## Tasks for this exercise
[1] Answer these questions using the library strategy text:
(a) How is library instruction often presented?
(b) What does the text say information literacy cannot be learned by?
(c) Where does the research process have to find a home?
[2] Copy the passage of the library strategy text from "UWC Library Strategy" up to and including "to solve problems.".

## Selected text
——————

UWC Library Strategy

Information literacy is increasingly recognised as an important educational outcome for university students.   The ability to handle information with skill and understanding cannot, however, be taught exclusively through library instruction which is often presented as one-shot training sessions.  This is not conducive to include the full scope of what is required to conduct proper research.  Information literacy is a complex set of skills which requires long-term development over a significant period of time and cannot be learned by rote.   For students to acquire the skill of becoming information literate, the research process has to find a home in the curriculum, where the academic guides the student as they acquire and use information to solve problems.

——————

[Lines of data]
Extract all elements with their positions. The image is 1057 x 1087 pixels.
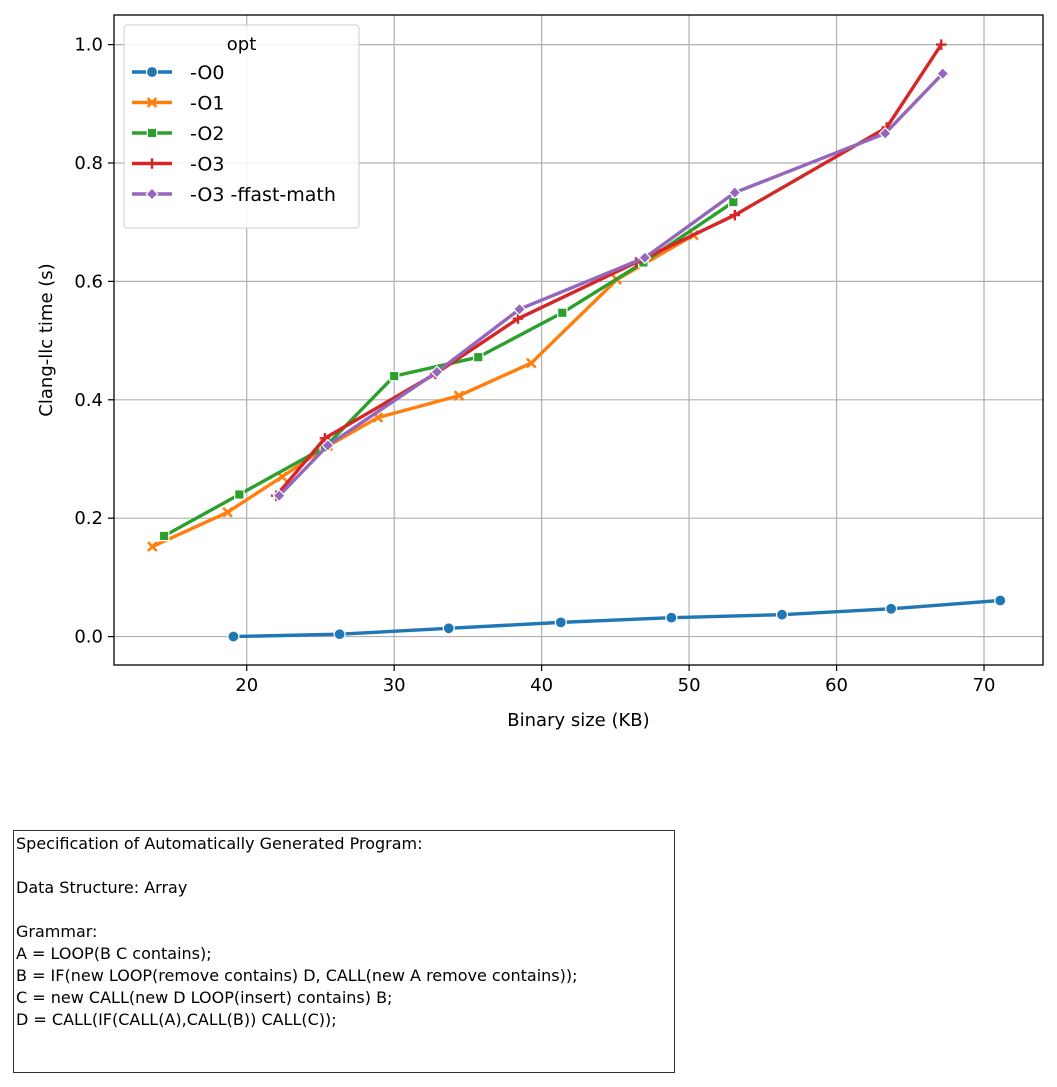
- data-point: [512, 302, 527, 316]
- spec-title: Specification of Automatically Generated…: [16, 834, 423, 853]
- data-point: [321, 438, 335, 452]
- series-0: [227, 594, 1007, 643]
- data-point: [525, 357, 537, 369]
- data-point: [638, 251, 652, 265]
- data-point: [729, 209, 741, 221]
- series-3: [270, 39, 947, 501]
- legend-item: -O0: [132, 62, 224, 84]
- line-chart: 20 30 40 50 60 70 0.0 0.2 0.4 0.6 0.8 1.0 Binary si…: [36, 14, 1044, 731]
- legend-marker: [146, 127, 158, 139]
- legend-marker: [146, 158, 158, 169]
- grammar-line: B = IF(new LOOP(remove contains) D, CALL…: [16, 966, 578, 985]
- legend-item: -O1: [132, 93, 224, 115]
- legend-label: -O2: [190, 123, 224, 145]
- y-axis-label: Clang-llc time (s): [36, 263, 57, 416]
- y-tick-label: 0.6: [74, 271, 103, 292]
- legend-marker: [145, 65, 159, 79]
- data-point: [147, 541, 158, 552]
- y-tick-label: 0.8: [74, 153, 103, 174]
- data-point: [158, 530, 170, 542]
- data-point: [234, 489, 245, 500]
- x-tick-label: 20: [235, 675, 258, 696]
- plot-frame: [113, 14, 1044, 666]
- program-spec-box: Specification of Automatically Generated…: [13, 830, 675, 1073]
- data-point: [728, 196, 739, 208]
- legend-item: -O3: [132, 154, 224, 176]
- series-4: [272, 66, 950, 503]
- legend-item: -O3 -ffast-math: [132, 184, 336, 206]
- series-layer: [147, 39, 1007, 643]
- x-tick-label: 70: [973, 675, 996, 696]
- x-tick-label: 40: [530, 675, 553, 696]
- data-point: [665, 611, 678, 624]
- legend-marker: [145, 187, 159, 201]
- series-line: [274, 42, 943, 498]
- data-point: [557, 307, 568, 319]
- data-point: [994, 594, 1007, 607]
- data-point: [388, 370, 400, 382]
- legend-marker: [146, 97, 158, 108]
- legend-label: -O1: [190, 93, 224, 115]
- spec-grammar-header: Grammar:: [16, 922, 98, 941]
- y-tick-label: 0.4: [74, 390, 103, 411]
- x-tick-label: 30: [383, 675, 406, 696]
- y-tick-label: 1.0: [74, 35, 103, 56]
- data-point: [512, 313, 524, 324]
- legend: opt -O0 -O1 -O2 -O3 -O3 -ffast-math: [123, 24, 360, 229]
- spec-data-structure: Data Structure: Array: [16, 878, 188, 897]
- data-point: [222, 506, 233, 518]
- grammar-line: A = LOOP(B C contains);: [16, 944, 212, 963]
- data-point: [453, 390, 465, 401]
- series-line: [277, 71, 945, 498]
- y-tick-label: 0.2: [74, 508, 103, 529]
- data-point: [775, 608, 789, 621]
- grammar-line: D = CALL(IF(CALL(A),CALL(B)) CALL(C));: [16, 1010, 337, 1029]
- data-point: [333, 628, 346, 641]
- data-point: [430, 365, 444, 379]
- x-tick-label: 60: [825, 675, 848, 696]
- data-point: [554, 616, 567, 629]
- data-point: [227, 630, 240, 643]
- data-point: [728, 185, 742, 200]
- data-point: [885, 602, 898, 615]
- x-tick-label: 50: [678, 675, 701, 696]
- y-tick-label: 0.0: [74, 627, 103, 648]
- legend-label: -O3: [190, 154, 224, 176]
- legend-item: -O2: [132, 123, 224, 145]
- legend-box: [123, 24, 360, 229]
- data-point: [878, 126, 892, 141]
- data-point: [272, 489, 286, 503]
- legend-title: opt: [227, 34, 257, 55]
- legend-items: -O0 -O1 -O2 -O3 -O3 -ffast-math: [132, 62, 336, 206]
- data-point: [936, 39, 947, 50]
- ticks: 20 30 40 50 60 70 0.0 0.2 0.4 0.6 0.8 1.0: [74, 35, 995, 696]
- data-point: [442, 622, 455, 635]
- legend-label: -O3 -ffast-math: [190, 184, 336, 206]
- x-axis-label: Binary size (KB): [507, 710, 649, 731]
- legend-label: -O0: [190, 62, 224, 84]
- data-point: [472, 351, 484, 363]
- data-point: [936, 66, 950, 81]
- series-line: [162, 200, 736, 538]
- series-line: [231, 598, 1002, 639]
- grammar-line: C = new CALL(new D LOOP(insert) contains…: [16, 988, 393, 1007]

——————

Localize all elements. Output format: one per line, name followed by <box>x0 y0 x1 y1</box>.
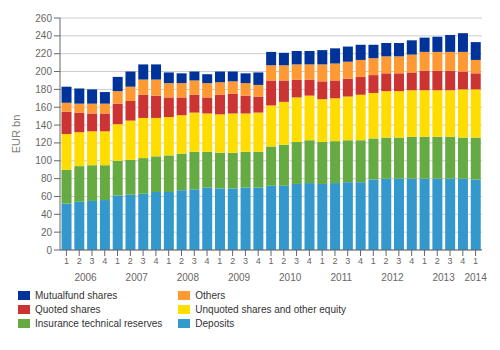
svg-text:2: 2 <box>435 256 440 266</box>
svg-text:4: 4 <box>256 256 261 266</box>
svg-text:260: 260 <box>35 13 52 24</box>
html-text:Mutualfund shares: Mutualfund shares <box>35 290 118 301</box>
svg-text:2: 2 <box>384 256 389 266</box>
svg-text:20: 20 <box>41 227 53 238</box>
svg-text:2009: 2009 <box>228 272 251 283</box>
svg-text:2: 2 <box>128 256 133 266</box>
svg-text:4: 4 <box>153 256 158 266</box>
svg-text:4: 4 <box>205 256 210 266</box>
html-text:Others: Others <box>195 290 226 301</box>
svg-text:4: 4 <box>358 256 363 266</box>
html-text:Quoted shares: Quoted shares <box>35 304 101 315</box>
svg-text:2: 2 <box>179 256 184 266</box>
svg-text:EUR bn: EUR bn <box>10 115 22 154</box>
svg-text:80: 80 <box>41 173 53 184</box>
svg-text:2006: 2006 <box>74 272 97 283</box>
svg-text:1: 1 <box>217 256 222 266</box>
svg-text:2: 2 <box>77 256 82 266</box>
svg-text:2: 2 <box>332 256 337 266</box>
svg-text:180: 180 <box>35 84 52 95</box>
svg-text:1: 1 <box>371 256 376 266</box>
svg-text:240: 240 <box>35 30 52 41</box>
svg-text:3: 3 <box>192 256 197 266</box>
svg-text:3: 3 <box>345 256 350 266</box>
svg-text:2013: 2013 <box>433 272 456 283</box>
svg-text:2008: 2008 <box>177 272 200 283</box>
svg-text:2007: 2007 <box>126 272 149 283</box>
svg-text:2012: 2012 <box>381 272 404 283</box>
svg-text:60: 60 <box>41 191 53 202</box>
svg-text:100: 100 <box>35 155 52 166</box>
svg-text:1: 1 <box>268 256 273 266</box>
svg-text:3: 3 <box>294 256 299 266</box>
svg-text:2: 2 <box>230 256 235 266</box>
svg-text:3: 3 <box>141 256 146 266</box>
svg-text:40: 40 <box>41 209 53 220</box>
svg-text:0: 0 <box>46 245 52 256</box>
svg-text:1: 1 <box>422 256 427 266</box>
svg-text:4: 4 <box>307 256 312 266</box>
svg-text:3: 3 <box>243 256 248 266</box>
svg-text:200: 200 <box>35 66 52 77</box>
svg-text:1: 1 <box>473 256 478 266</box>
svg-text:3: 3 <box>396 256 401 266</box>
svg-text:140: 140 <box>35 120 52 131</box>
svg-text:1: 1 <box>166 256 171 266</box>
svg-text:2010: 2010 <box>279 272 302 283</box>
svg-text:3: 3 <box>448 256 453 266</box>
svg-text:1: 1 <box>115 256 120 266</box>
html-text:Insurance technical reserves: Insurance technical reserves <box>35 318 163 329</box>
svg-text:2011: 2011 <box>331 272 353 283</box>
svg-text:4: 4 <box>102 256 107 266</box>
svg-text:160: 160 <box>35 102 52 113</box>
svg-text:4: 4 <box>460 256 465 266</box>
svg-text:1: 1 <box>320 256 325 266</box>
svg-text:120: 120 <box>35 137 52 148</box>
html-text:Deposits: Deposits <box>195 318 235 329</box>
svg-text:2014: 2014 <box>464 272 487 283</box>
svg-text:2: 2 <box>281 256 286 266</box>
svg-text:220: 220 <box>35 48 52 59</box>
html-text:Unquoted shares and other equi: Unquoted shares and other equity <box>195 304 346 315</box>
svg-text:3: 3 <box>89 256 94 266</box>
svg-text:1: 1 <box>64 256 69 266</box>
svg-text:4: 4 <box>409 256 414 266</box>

——————

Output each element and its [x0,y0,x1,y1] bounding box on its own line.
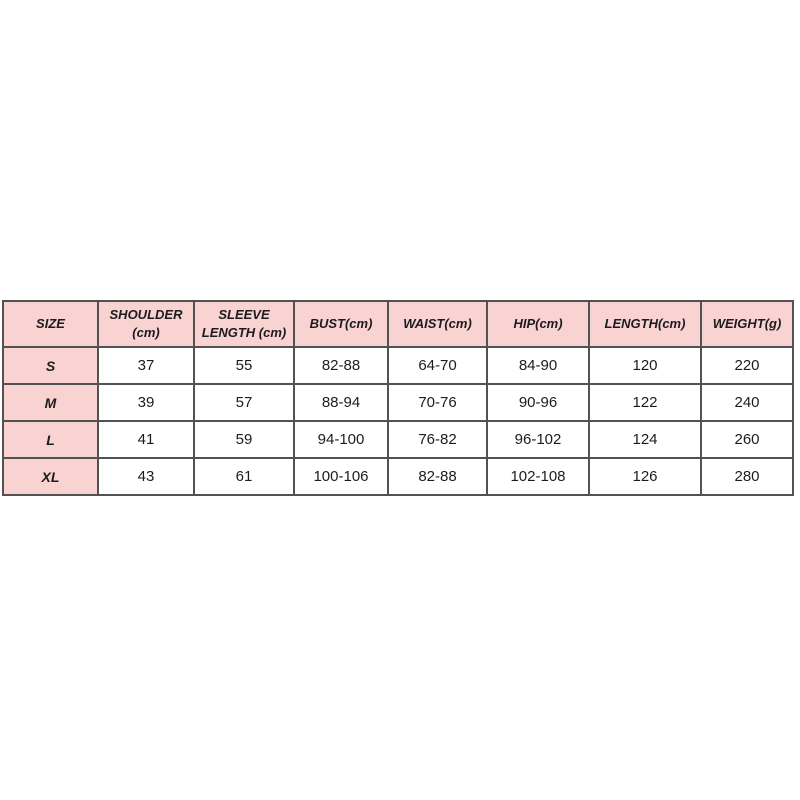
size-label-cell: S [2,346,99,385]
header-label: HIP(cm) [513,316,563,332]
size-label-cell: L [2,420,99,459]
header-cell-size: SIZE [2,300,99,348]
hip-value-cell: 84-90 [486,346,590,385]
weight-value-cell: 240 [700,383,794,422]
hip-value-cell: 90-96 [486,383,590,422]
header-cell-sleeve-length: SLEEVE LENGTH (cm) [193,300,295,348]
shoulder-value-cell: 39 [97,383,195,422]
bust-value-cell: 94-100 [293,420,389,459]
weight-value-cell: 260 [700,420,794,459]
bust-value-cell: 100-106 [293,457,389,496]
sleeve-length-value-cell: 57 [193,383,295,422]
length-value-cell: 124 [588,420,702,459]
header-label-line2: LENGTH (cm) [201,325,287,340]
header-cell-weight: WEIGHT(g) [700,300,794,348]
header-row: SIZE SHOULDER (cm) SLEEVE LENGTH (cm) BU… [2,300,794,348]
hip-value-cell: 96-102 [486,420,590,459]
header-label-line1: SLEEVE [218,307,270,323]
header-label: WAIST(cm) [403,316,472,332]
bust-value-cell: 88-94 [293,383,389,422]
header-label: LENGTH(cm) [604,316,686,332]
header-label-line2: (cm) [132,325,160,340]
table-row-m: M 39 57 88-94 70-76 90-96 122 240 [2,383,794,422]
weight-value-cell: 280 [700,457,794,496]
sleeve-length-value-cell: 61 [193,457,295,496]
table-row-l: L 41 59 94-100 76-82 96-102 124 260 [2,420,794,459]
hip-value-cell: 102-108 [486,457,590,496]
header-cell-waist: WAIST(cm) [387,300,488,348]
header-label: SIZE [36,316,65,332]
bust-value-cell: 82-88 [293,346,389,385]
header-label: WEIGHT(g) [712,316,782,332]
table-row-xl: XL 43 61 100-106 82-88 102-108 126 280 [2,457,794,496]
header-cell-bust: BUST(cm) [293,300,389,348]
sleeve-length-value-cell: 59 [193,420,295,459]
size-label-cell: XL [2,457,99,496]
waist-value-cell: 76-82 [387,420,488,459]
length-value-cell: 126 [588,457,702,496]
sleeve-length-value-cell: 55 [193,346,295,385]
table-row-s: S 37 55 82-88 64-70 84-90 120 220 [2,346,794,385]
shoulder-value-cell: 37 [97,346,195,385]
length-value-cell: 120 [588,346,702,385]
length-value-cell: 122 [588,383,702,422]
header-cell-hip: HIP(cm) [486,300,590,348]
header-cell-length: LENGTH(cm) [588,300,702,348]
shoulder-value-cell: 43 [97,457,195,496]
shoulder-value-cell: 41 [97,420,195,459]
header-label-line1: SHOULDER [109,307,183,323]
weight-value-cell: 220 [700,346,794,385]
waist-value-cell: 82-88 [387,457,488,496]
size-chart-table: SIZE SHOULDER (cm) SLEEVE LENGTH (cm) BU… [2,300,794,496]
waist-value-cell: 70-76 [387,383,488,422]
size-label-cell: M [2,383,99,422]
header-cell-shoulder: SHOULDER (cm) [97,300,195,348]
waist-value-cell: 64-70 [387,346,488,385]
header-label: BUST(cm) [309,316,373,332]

——————

## The results
[1]
(a) As one-shot training sessions.
(b) Rote.
(c) In the curriculum.

[2]
UWC Library Strategy

Information literacy is increasingly recognised as an important educational outcome for university students.   The ability to handle information with skill and understanding cannot, however, be taught exclusively through library instruction which is often presented as one-shot training sessions.  This is not conducive to include the full scope of what is required to conduct proper research.  Information literacy is a complex set of skills which requires long-term development over a significant period of time and cannot be learned by rote.   For students to acquire the skill of becoming information literate, the research process has to find a home in the curriculum, where the academic guides the student as they acquire and use information to solve problems.